> _Requirements_
Repeat the data that follows, word for word, without the images.

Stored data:
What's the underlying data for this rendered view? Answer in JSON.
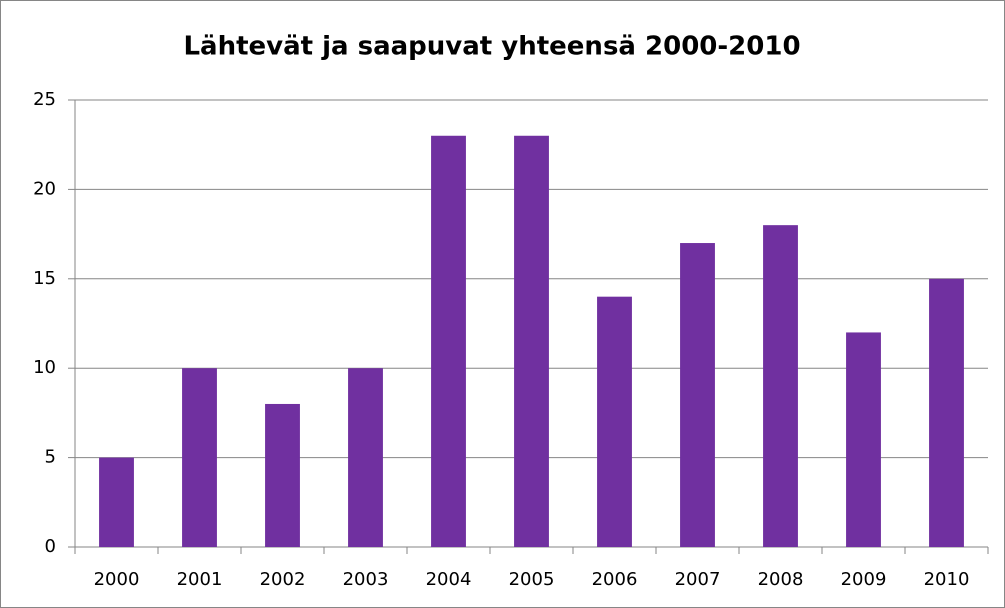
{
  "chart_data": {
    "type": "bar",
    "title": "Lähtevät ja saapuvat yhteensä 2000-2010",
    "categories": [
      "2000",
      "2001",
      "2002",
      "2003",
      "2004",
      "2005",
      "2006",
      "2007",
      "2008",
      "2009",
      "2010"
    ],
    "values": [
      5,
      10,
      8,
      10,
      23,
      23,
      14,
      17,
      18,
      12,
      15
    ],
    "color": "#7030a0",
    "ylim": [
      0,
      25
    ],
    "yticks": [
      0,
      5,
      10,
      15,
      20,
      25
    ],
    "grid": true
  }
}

> _Complete response_
What's the underlying data for this rendered view? Answer in JSON.
{
  "chart_data": {
    "type": "bar",
    "title": "Lähtevät ja saapuvat yhteensä 2000-2010",
    "categories": [
      "2000",
      "2001",
      "2002",
      "2003",
      "2004",
      "2005",
      "2006",
      "2007",
      "2008",
      "2009",
      "2010"
    ],
    "values": [
      5,
      10,
      8,
      10,
      23,
      23,
      14,
      17,
      18,
      12,
      15
    ],
    "color": "#7030a0",
    "ylim": [
      0,
      25
    ],
    "yticks": [
      0,
      5,
      10,
      15,
      20,
      25
    ],
    "grid": true
  }
}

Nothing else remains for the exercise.